### Recorded information
★ ★ ★ ★ ★ ★ ★

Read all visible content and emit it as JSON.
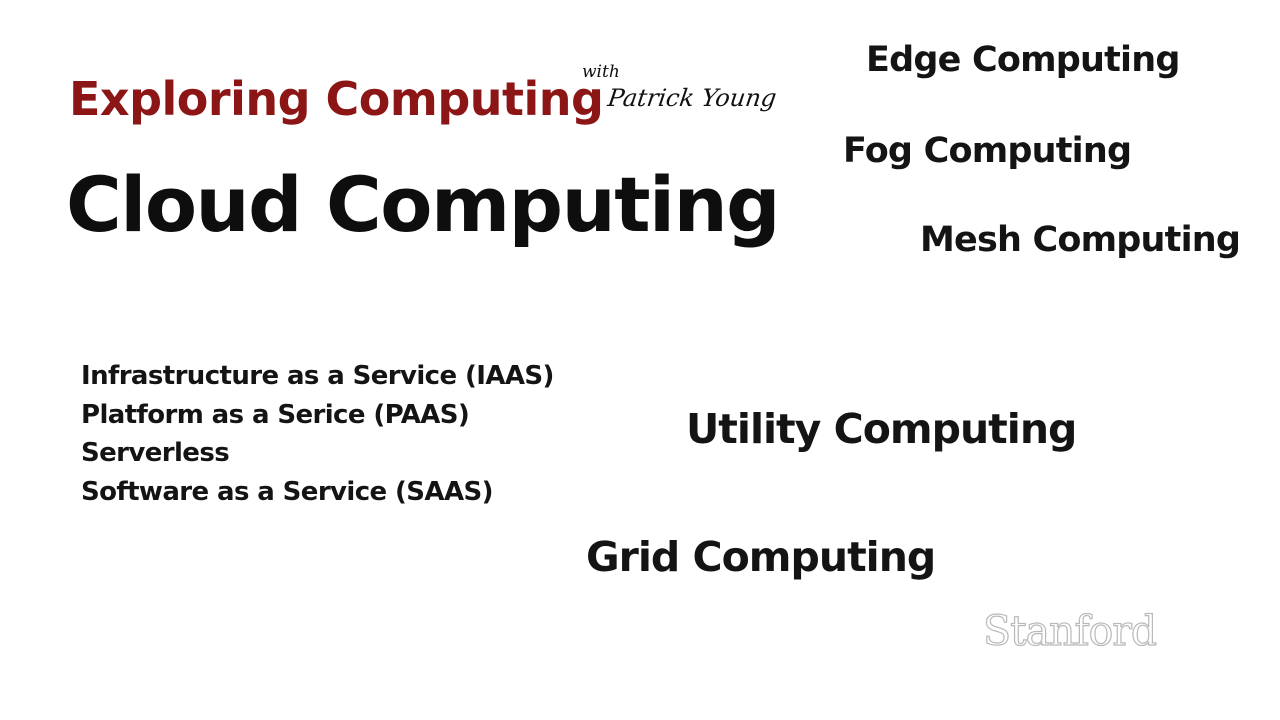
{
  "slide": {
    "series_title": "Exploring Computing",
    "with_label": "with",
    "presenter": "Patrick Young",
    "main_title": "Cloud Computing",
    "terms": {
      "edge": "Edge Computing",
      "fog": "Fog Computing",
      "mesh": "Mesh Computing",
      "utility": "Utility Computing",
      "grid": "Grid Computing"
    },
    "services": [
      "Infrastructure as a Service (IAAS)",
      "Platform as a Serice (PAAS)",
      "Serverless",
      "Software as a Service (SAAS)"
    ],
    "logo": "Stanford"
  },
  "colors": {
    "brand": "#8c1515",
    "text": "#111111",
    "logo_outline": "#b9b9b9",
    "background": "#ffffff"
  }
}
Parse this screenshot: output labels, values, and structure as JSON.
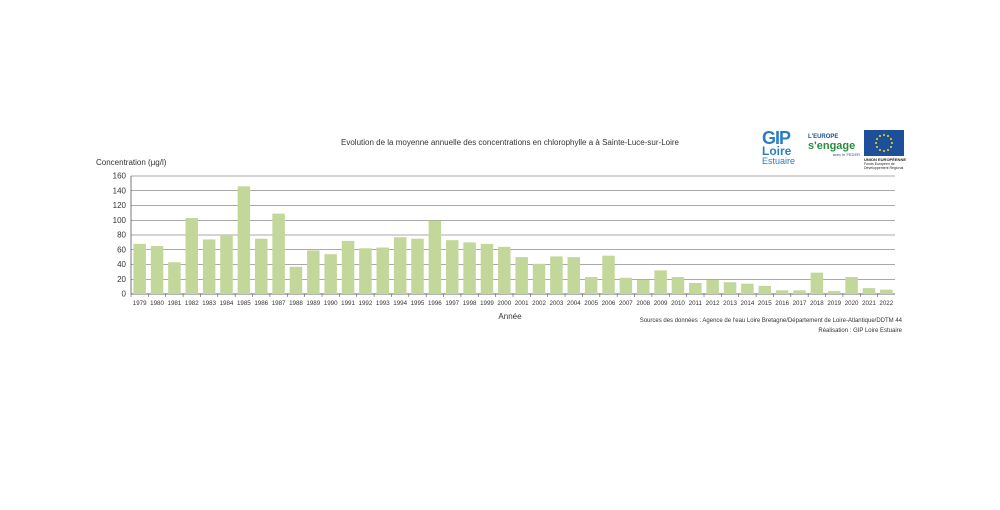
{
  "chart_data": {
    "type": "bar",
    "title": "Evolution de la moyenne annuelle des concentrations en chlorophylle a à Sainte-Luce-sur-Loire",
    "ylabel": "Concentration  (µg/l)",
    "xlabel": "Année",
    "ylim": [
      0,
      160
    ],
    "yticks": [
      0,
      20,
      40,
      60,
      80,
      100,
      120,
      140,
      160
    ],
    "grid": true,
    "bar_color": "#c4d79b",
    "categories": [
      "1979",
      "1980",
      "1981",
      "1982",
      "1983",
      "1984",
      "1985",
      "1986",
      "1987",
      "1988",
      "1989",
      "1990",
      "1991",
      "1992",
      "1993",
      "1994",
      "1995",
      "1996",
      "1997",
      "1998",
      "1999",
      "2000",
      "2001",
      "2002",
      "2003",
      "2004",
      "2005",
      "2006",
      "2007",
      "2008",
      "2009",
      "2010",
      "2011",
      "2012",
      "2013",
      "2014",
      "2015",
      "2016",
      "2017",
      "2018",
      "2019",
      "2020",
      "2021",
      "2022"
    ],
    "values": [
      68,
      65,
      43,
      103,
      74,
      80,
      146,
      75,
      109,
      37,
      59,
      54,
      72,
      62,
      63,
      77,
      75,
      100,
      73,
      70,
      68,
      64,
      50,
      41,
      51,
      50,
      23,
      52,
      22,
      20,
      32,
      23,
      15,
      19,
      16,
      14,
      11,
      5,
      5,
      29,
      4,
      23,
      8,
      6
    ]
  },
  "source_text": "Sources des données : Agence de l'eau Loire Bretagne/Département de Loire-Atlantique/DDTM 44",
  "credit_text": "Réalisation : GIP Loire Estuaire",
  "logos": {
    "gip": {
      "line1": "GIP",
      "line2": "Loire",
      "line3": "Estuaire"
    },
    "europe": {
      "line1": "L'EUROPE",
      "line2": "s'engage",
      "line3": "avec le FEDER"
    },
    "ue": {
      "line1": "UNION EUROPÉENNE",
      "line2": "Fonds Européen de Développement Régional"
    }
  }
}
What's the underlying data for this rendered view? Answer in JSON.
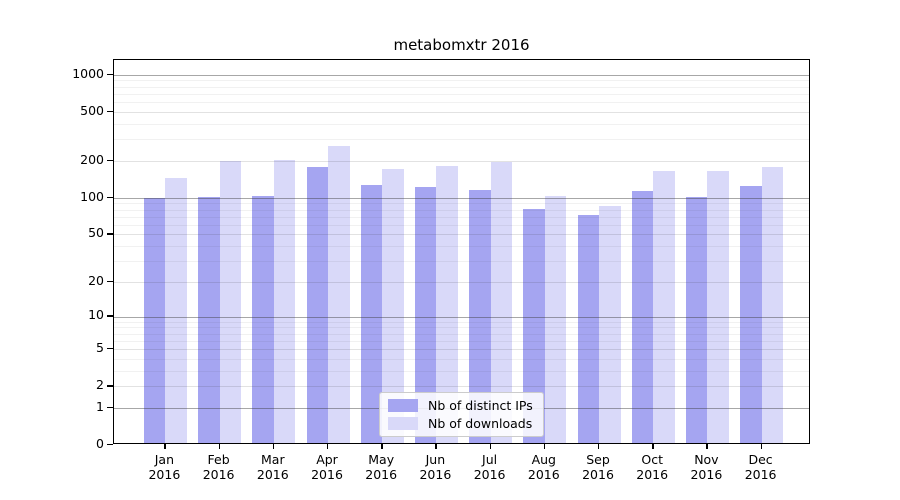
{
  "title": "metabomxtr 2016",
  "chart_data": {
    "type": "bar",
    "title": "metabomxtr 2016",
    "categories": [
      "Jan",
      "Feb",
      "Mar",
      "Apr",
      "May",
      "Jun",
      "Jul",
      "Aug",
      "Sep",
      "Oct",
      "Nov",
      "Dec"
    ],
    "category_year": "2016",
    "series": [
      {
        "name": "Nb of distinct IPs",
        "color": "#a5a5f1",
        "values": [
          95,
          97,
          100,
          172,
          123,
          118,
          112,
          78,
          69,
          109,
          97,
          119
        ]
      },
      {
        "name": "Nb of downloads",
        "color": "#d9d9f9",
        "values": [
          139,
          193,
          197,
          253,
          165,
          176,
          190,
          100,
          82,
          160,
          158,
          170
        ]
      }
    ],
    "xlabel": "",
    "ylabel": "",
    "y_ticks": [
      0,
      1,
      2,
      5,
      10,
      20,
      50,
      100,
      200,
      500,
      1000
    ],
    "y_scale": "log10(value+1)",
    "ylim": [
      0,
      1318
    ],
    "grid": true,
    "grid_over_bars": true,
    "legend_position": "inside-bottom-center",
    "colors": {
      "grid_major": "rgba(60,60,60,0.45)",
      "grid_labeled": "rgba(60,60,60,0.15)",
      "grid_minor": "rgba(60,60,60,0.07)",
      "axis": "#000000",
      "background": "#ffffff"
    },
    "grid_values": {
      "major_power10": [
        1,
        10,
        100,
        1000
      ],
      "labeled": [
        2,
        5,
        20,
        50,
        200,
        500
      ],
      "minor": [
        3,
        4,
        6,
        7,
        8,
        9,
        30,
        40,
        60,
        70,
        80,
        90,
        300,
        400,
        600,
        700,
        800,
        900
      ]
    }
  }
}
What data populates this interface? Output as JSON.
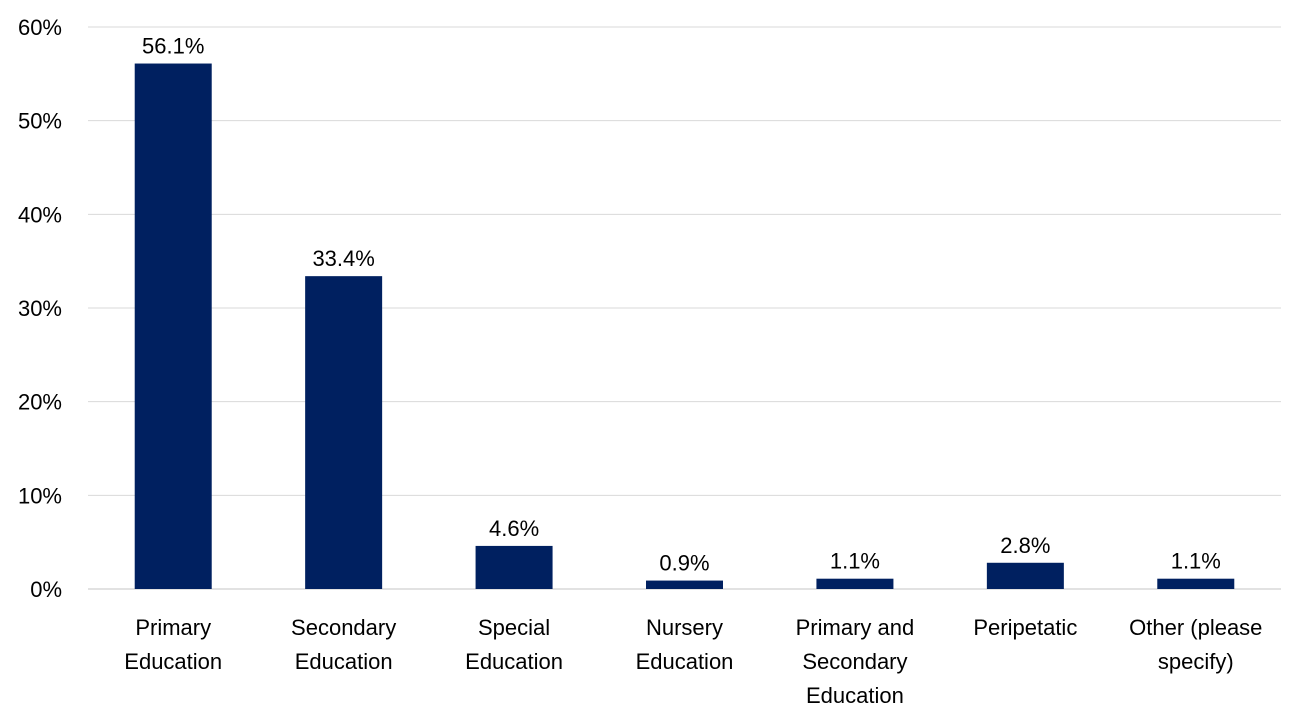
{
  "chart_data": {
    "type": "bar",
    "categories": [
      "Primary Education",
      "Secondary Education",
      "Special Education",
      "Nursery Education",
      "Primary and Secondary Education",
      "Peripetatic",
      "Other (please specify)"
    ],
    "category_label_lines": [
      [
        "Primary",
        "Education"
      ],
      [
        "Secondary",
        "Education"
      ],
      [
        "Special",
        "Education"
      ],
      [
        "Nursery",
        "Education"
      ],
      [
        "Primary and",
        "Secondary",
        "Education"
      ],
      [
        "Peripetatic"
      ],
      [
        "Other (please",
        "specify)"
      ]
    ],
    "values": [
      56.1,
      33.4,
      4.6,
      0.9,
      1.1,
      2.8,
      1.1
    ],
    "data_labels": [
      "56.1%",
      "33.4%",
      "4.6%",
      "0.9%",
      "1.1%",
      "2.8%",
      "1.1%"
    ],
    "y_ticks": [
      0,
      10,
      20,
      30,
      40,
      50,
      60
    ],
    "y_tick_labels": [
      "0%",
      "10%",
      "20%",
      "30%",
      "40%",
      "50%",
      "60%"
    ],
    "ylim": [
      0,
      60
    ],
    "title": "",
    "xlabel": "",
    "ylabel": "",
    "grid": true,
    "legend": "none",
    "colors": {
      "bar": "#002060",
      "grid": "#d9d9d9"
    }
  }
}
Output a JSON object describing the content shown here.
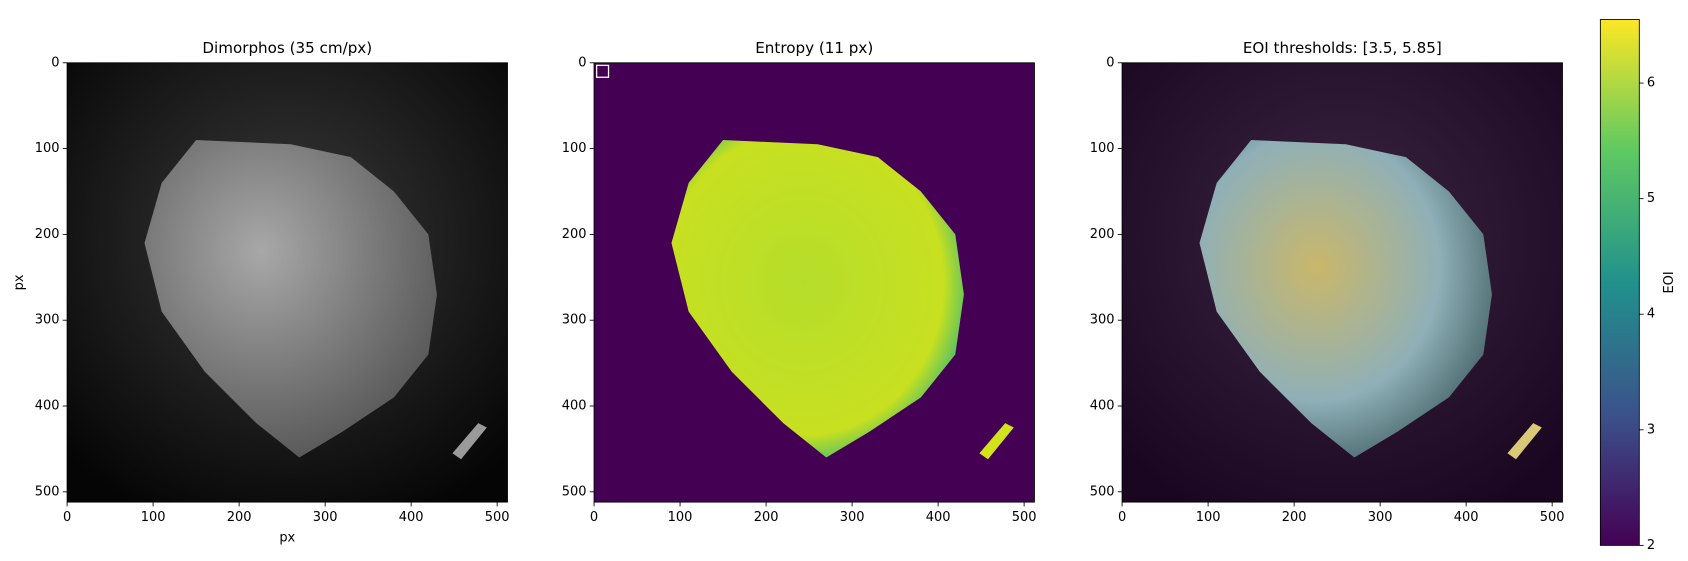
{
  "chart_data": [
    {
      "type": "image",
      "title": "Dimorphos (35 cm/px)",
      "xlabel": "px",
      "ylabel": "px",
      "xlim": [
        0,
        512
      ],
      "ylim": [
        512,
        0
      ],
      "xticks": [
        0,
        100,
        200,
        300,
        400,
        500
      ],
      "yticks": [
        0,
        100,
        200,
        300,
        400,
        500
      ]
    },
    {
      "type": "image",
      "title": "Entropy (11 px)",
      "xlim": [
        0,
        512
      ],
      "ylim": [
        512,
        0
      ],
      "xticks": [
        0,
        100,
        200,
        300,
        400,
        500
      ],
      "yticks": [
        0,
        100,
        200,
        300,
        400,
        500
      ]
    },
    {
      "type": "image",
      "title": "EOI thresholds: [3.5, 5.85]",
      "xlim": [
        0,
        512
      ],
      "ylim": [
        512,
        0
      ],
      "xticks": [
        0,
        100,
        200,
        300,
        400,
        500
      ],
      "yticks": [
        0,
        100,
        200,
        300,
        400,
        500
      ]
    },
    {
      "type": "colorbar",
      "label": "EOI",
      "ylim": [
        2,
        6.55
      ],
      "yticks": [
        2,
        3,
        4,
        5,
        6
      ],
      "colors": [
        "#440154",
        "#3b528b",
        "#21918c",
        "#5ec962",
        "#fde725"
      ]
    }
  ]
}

★ ★ ★ ★ ★ ★ ★

Report the number of lines that contain "Secondary", with no other words.

4